TASK BRIEF
Write out every entry, unchanged. Skip any picture.

═════ DATA EXCERPTS ═════

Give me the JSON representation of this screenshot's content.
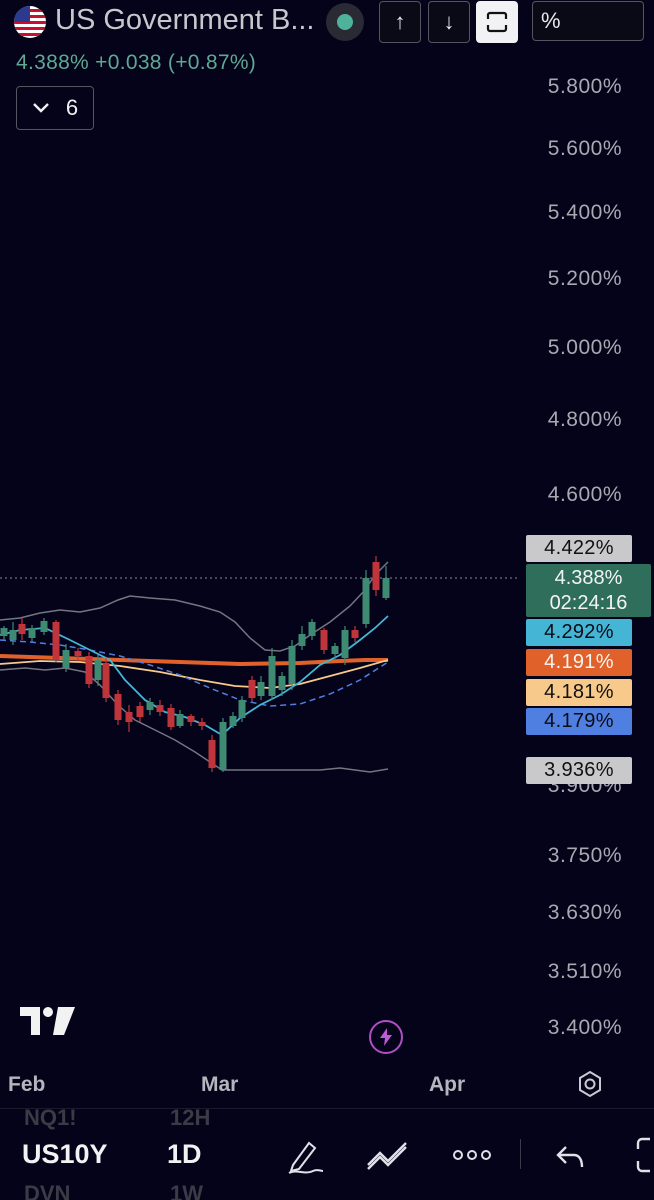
{
  "header": {
    "symbol_name": "US Government B...",
    "quote": "4.388%  +0.038 (+0.87%)",
    "collapse_count": "6",
    "buttons": {
      "up": "↑",
      "down": "↓",
      "percent": "%"
    }
  },
  "price_axis": {
    "labels": [
      "5.800%",
      "5.600%",
      "5.400%",
      "5.200%",
      "5.000%",
      "4.800%",
      "4.600%",
      "3.900%",
      "3.750%",
      "3.630%",
      "3.510%",
      "3.400%"
    ]
  },
  "price_tags": [
    {
      "value": "4.422%",
      "bg": "#c9c9cc",
      "fg": "#111111"
    },
    {
      "value": "4.292%",
      "bg": "#45b5d6",
      "fg": "#0b0b16"
    },
    {
      "value": "4.191%",
      "bg": "#e0622a",
      "fg": "#f5f5f5"
    },
    {
      "value": "4.181%",
      "bg": "#f7c98a",
      "fg": "#111111"
    },
    {
      "value": "4.179%",
      "bg": "#4f7fe0",
      "fg": "#0b0b16"
    },
    {
      "value": "3.936%",
      "bg": "#c9c9cc",
      "fg": "#111111"
    }
  ],
  "last_price": {
    "value": "4.388%",
    "countdown": "02:24:16",
    "bg": "#2e6e5a"
  },
  "time_axis": {
    "labels": [
      "Feb",
      "Mar",
      "Apr"
    ]
  },
  "bottom_bar": {
    "symbol": "US10Y",
    "interval": "1D",
    "ghost_above": [
      "NQ1!",
      "12H"
    ],
    "ghost_below": [
      "DVN",
      "1W"
    ]
  },
  "colors": {
    "up_candle": "#3f8a73",
    "down_candle": "#c0353b",
    "ma_orange": "#e0622a",
    "ma_cream": "#f7c98a",
    "ma_cyan": "#45b5d6",
    "ma_blue_dashed": "#4f7fe0",
    "bollinger": "#7a7a84"
  },
  "icons": [
    "us-flag-icon",
    "arrow-up-icon",
    "arrow-down-icon",
    "fullscreen-icon",
    "chevron-down-icon",
    "tradingview-logo",
    "lightning-icon",
    "settings-icon",
    "pen-icon",
    "trend-icon",
    "more-icon",
    "undo-icon",
    "fullscreen-corner-icon"
  ]
}
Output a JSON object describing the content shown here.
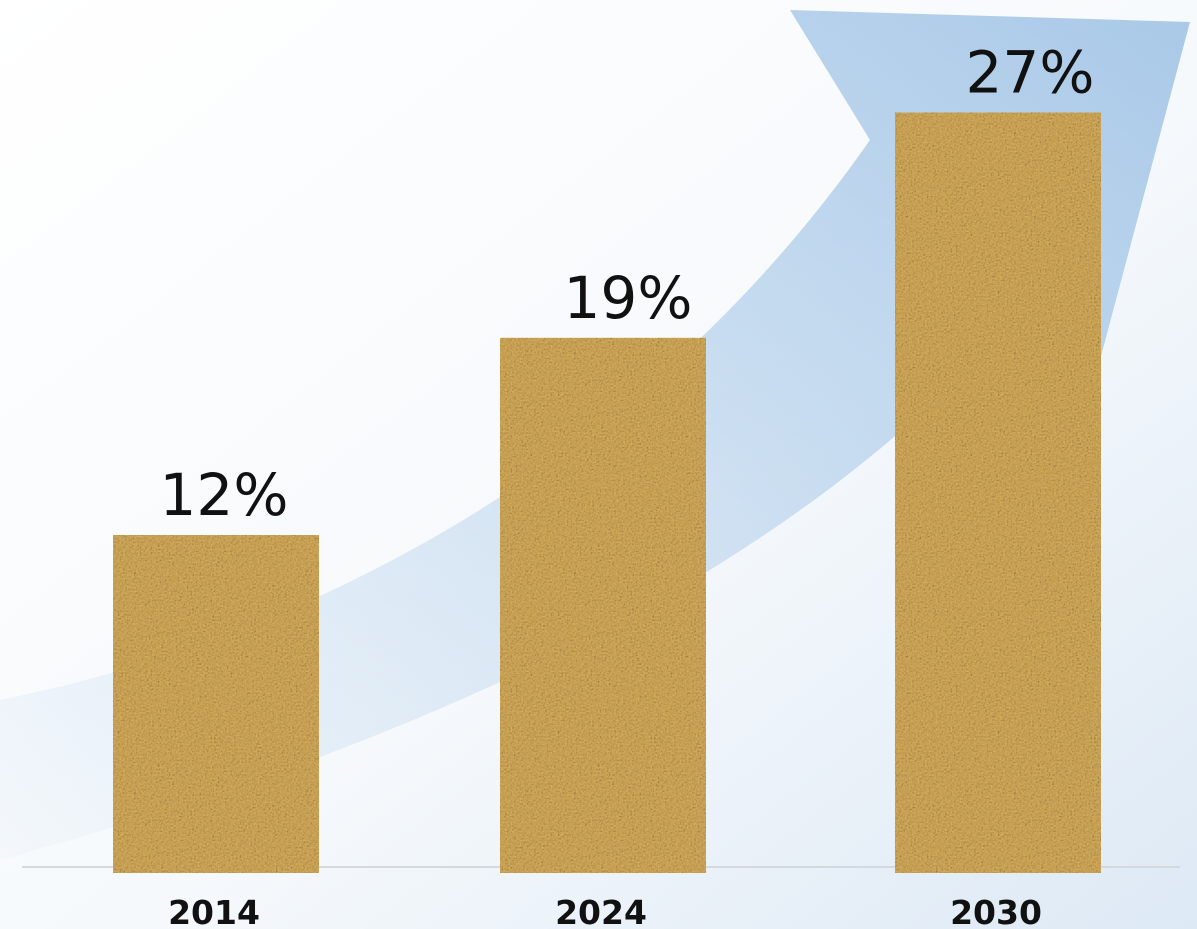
{
  "chart_data": {
    "type": "bar",
    "categories": [
      "2014",
      "2024",
      "2030"
    ],
    "values": [
      12,
      19,
      27
    ],
    "value_labels": [
      "12%",
      "19%",
      "27%"
    ],
    "title": "",
    "xlabel": "",
    "ylabel": "",
    "ylim": [
      0,
      30
    ],
    "grid": false,
    "legend": "none"
  },
  "colors": {
    "bar_base": "#d6aa55",
    "bar_dark": "#b9893a",
    "bar_light": "#efcf7e",
    "arrow": "#a9c9e8",
    "background_tint": "#dde9f5",
    "axis_line": "#d5d9de",
    "text": "#111111"
  },
  "decorations": {
    "background_icon": "upward-curved-arrow-icon",
    "bar_fill": "sand-texture"
  }
}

═════

FINAL ANSWER
Give me the JSON representation of this screenshot's content.
{
  "header": {
    "symbol_name": "US Government B...",
    "quote": "4.388%  +0.038 (+0.87%)",
    "collapse_count": "6",
    "buttons": {
      "up": "↑",
      "down": "↓",
      "percent": "%"
    }
  },
  "price_axis": {
    "labels": [
      "5.800%",
      "5.600%",
      "5.400%",
      "5.200%",
      "5.000%",
      "4.800%",
      "4.600%",
      "3.900%",
      "3.750%",
      "3.630%",
      "3.510%",
      "3.400%"
    ]
  },
  "price_tags": [
    {
      "value": "4.422%",
      "bg": "#c9c9cc",
      "fg": "#111111"
    },
    {
      "value": "4.292%",
      "bg": "#45b5d6",
      "fg": "#0b0b16"
    },
    {
      "value": "4.191%",
      "bg": "#e0622a",
      "fg": "#f5f5f5"
    },
    {
      "value": "4.181%",
      "bg": "#f7c98a",
      "fg": "#111111"
    },
    {
      "value": "4.179%",
      "bg": "#4f7fe0",
      "fg": "#0b0b16"
    },
    {
      "value": "3.936%",
      "bg": "#c9c9cc",
      "fg": "#111111"
    }
  ],
  "last_price": {
    "value": "4.388%",
    "countdown": "02:24:16",
    "bg": "#2e6e5a"
  },
  "time_axis": {
    "labels": [
      "Feb",
      "Mar",
      "Apr"
    ]
  },
  "bottom_bar": {
    "symbol": "US10Y",
    "interval": "1D",
    "ghost_above": [
      "NQ1!",
      "12H"
    ],
    "ghost_below": [
      "DVN",
      "1W"
    ]
  },
  "colors": {
    "up_candle": "#3f8a73",
    "down_candle": "#c0353b",
    "ma_orange": "#e0622a",
    "ma_cream": "#f7c98a",
    "ma_cyan": "#45b5d6",
    "ma_blue_dashed": "#4f7fe0",
    "bollinger": "#7a7a84"
  },
  "icons": [
    "us-flag-icon",
    "arrow-up-icon",
    "arrow-down-icon",
    "fullscreen-icon",
    "chevron-down-icon",
    "tradingview-logo",
    "lightning-icon",
    "settings-icon",
    "pen-icon",
    "trend-icon",
    "more-icon",
    "undo-icon",
    "fullscreen-corner-icon"
  ]
}
Output a JSON object describing the content shown here.
{
  "chart_data": {
    "type": "bar",
    "categories": [
      "2014",
      "2024",
      "2030"
    ],
    "values": [
      12,
      19,
      27
    ],
    "value_labels": [
      "12%",
      "19%",
      "27%"
    ],
    "title": "",
    "xlabel": "",
    "ylabel": "",
    "ylim": [
      0,
      30
    ],
    "grid": false,
    "legend": "none"
  },
  "colors": {
    "bar_base": "#d6aa55",
    "bar_dark": "#b9893a",
    "bar_light": "#efcf7e",
    "arrow": "#a9c9e8",
    "background_tint": "#dde9f5",
    "axis_line": "#d5d9de",
    "text": "#111111"
  },
  "decorations": {
    "background_icon": "upward-curved-arrow-icon",
    "bar_fill": "sand-texture"
  }
}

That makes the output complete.